Given exercise. Copy every line from the records below that holds the word "Kanji".

Provided records.
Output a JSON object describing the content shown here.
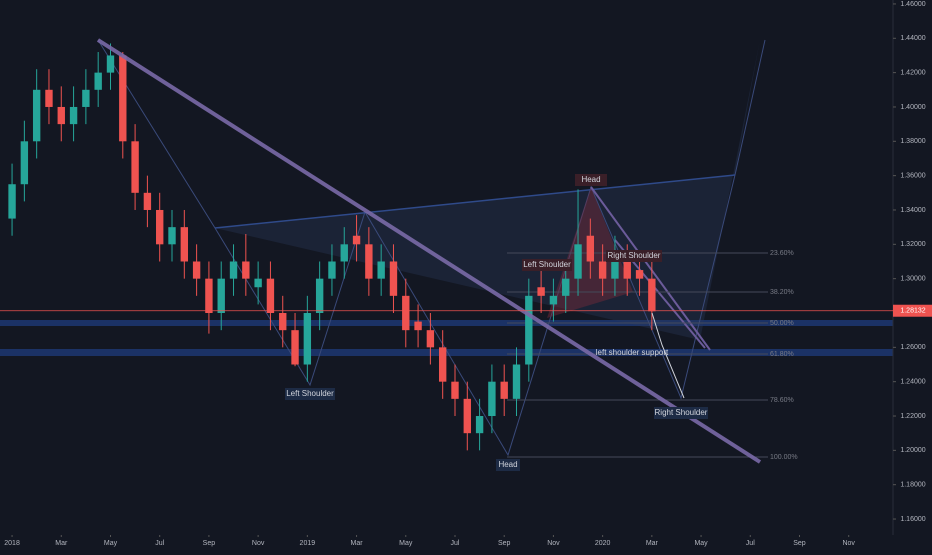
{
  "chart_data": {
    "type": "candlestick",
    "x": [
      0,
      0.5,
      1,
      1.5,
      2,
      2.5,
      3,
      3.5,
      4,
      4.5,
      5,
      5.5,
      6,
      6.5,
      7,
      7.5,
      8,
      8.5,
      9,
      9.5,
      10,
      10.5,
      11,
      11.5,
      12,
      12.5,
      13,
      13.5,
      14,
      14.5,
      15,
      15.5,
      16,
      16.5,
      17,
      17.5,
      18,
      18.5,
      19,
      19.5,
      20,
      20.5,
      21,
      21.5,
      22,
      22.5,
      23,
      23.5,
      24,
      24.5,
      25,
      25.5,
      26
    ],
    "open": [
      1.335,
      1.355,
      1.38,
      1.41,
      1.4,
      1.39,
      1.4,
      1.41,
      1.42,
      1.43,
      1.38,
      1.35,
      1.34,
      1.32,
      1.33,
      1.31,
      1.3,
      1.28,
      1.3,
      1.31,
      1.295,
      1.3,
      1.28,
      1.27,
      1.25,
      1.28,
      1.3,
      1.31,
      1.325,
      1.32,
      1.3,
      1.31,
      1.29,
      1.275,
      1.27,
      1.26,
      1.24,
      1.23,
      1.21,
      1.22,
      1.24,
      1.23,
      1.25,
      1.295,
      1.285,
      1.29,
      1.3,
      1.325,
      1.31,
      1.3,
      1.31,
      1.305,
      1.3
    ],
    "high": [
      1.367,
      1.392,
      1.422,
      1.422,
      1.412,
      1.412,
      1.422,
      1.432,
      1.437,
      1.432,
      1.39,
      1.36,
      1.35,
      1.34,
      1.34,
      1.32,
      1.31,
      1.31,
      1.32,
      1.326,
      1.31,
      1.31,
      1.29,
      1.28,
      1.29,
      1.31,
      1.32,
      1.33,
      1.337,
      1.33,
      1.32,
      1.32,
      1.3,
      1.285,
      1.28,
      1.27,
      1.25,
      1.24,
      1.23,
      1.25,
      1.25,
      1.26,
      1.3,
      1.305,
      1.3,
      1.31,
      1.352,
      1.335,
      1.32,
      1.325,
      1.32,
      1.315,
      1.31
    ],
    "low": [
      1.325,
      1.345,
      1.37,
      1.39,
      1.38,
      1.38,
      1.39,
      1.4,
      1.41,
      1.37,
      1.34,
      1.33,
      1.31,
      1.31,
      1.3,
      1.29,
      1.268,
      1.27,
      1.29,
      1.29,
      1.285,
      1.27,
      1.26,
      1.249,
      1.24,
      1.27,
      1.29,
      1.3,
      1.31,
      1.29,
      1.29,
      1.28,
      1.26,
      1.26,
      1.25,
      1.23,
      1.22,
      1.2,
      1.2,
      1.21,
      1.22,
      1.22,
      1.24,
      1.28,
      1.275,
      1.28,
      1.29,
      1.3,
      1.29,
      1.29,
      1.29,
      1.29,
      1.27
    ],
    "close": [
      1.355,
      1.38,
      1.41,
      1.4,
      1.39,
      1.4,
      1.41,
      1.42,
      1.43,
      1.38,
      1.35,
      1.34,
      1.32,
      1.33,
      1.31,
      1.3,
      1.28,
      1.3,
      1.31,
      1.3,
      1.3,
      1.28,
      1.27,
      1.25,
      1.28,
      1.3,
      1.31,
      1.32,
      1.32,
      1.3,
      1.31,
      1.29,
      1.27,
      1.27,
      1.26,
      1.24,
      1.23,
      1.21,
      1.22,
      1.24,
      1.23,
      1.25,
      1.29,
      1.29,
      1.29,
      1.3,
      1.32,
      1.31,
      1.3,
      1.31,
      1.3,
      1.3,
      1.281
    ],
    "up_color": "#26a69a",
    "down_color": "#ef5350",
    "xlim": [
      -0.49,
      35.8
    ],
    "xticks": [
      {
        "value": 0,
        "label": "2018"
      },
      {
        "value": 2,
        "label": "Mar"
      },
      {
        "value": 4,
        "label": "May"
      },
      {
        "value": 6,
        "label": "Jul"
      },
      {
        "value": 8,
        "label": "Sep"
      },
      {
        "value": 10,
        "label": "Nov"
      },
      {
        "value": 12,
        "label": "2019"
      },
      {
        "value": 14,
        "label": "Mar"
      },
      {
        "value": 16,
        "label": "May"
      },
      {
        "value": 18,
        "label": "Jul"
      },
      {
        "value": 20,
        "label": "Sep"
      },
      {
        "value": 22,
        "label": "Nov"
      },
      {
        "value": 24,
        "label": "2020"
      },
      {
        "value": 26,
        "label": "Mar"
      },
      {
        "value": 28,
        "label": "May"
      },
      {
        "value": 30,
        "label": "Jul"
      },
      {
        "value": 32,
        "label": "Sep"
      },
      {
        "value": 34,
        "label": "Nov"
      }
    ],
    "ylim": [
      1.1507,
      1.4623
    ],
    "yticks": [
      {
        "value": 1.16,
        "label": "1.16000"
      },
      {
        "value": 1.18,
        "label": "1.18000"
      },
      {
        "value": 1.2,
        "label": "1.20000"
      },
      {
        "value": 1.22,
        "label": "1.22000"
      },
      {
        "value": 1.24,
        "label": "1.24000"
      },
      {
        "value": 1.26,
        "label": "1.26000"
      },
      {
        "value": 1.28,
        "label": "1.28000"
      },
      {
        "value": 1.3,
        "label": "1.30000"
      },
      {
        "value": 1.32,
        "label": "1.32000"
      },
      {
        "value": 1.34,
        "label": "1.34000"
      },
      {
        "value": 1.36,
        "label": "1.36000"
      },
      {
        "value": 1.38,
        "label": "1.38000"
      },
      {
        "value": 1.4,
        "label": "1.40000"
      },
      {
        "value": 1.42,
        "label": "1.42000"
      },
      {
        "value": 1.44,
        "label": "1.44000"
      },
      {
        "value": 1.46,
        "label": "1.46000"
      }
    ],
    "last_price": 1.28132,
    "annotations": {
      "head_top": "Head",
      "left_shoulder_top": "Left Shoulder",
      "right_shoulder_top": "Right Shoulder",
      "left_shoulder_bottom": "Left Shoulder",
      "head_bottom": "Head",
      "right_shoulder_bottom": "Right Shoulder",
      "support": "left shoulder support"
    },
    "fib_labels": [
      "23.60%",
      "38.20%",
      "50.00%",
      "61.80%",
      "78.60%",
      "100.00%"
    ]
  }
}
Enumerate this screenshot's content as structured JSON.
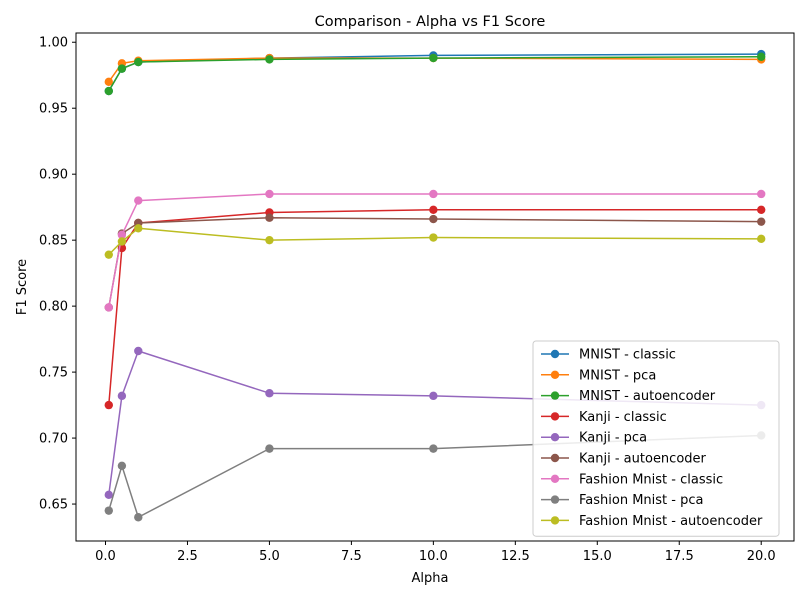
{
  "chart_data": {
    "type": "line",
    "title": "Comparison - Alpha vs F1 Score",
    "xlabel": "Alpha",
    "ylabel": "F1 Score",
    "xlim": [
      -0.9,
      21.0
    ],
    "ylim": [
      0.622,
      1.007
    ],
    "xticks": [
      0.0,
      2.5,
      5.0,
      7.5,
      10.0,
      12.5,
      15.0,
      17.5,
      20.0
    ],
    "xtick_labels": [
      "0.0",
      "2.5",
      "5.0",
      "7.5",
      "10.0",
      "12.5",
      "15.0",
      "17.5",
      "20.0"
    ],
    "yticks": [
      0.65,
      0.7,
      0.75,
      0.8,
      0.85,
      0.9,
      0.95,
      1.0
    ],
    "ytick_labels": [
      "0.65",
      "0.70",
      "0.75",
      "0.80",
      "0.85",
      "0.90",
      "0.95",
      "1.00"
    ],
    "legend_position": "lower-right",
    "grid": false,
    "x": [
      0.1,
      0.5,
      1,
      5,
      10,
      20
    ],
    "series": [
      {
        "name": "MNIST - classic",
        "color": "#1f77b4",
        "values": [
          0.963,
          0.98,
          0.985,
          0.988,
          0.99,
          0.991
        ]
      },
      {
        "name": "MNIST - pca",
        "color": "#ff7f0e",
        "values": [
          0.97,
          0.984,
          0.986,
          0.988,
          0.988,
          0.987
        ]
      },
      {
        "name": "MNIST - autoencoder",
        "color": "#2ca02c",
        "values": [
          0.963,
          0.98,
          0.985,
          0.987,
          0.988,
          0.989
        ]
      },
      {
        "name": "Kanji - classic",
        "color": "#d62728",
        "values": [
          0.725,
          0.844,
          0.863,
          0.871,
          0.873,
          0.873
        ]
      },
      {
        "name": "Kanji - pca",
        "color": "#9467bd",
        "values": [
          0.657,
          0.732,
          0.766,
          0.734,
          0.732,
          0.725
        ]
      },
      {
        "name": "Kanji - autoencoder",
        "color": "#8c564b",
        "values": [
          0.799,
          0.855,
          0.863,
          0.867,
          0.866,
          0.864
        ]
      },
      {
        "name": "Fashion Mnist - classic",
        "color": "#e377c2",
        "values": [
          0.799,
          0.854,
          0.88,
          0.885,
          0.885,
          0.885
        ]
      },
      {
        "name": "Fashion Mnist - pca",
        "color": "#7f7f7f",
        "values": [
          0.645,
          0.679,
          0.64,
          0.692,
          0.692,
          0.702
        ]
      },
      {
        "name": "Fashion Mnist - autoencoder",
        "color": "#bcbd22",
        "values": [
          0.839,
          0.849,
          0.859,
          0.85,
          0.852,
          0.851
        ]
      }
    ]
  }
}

Solution for this problem.
        "name": "Kanji - classic",
        "name": "Kanji - pca",
        "name": "Kanji - autoencoder",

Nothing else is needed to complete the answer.